=== REQUIREMENTS ===
Would you transcribe the listing that follows, character for character, and omit its images?

(Stored entries)
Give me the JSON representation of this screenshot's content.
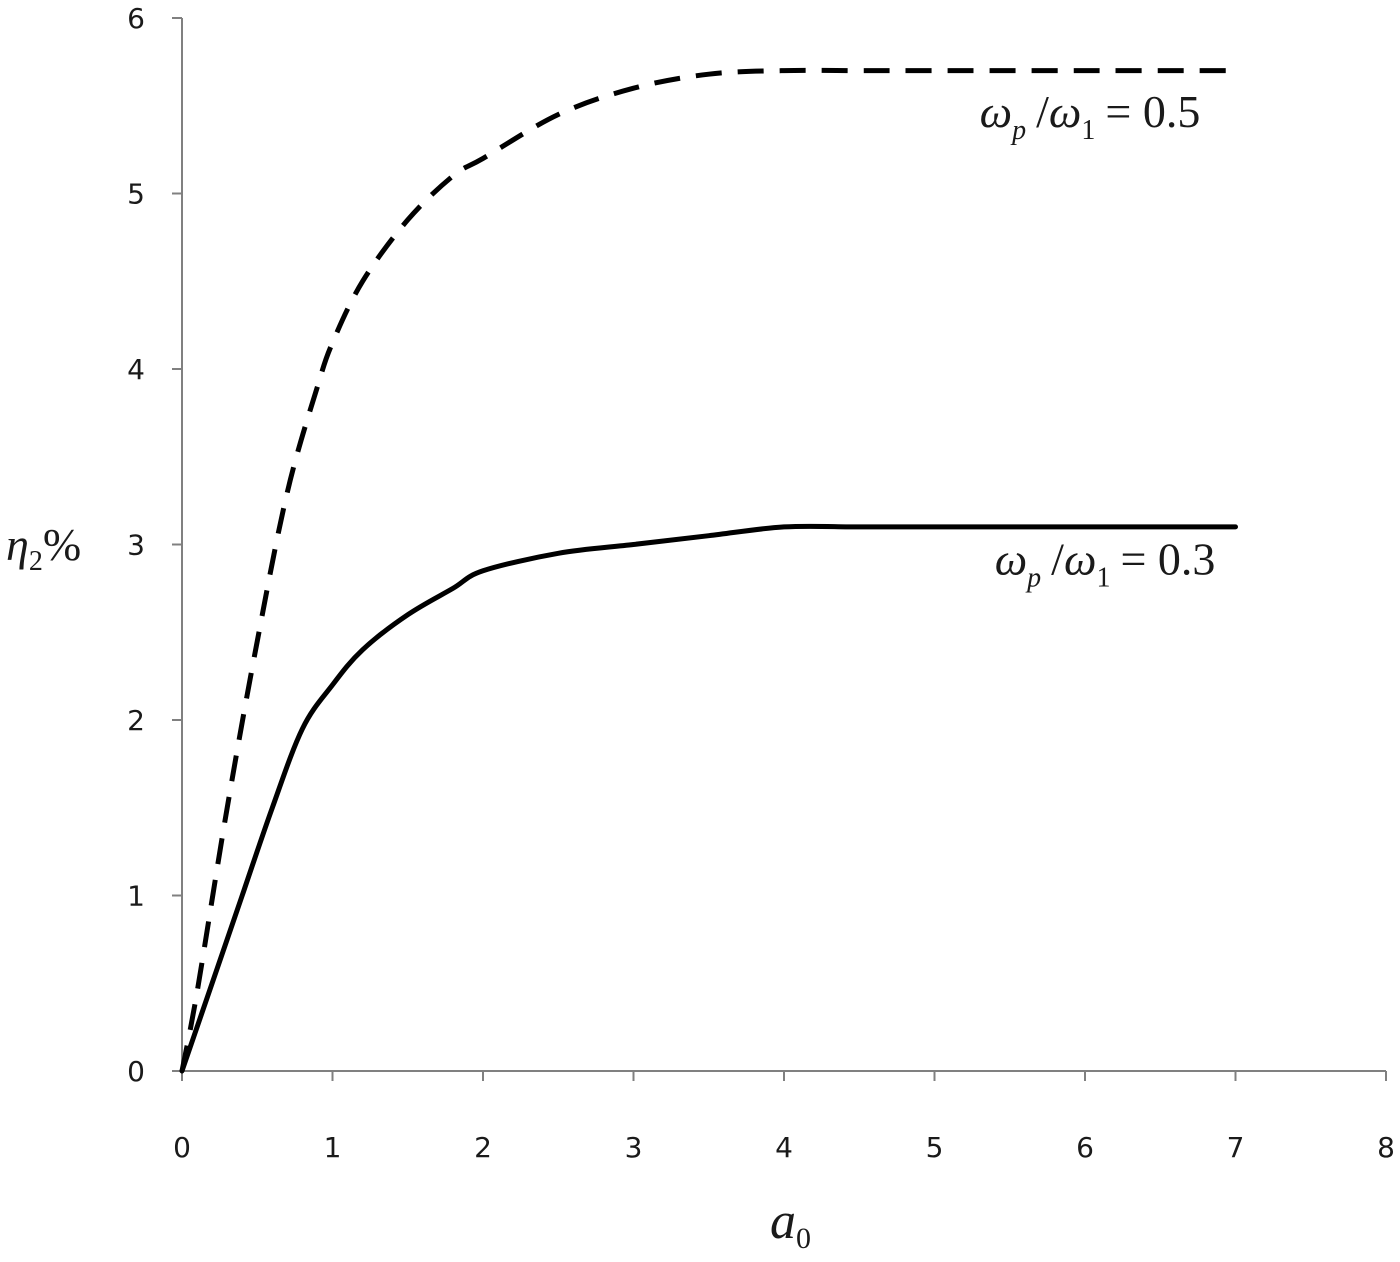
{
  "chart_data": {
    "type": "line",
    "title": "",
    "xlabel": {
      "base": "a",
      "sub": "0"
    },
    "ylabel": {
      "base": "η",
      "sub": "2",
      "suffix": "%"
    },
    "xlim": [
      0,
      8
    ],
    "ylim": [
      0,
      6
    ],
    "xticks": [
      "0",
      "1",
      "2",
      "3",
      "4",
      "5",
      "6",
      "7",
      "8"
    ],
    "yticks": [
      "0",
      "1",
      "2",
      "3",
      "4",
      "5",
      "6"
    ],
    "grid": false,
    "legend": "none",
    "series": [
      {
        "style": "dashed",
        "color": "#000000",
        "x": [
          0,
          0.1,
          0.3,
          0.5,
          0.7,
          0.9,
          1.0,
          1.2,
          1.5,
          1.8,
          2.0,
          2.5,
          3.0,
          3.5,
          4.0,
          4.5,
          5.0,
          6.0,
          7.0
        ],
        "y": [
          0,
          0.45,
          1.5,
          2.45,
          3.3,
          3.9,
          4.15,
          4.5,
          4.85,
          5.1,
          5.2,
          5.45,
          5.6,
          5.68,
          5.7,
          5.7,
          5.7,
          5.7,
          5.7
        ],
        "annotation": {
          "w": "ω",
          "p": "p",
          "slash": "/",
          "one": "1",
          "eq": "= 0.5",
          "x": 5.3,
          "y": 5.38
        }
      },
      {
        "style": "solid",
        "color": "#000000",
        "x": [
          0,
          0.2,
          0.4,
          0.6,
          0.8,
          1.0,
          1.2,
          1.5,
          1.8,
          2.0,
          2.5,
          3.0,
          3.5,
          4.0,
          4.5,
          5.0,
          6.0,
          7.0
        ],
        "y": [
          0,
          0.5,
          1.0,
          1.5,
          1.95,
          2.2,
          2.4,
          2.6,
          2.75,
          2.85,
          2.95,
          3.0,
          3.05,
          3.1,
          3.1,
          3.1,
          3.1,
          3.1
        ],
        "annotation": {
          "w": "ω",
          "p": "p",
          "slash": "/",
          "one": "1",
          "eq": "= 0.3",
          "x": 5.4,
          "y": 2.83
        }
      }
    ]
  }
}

=== THE COMPLETED TASK ===
Give me the JSON representation of this screenshot's content.
{
  "chart_data": {
    "type": "line",
    "title": "",
    "xlabel": {
      "base": "a",
      "sub": "0"
    },
    "ylabel": {
      "base": "η",
      "sub": "2",
      "suffix": "%"
    },
    "xlim": [
      0,
      8
    ],
    "ylim": [
      0,
      6
    ],
    "xticks": [
      "0",
      "1",
      "2",
      "3",
      "4",
      "5",
      "6",
      "7",
      "8"
    ],
    "yticks": [
      "0",
      "1",
      "2",
      "3",
      "4",
      "5",
      "6"
    ],
    "grid": false,
    "legend": "none",
    "series": [
      {
        "style": "dashed",
        "color": "#000000",
        "x": [
          0,
          0.1,
          0.3,
          0.5,
          0.7,
          0.9,
          1.0,
          1.2,
          1.5,
          1.8,
          2.0,
          2.5,
          3.0,
          3.5,
          4.0,
          4.5,
          5.0,
          6.0,
          7.0
        ],
        "y": [
          0,
          0.45,
          1.5,
          2.45,
          3.3,
          3.9,
          4.15,
          4.5,
          4.85,
          5.1,
          5.2,
          5.45,
          5.6,
          5.68,
          5.7,
          5.7,
          5.7,
          5.7,
          5.7
        ],
        "annotation": {
          "w": "ω",
          "p": "p",
          "slash": "/",
          "one": "1",
          "eq": "= 0.5",
          "x": 5.3,
          "y": 5.38
        }
      },
      {
        "style": "solid",
        "color": "#000000",
        "x": [
          0,
          0.2,
          0.4,
          0.6,
          0.8,
          1.0,
          1.2,
          1.5,
          1.8,
          2.0,
          2.5,
          3.0,
          3.5,
          4.0,
          4.5,
          5.0,
          6.0,
          7.0
        ],
        "y": [
          0,
          0.5,
          1.0,
          1.5,
          1.95,
          2.2,
          2.4,
          2.6,
          2.75,
          2.85,
          2.95,
          3.0,
          3.05,
          3.1,
          3.1,
          3.1,
          3.1,
          3.1
        ],
        "annotation": {
          "w": "ω",
          "p": "p",
          "slash": "/",
          "one": "1",
          "eq": "= 0.3",
          "x": 5.4,
          "y": 2.83
        }
      }
    ]
  }
}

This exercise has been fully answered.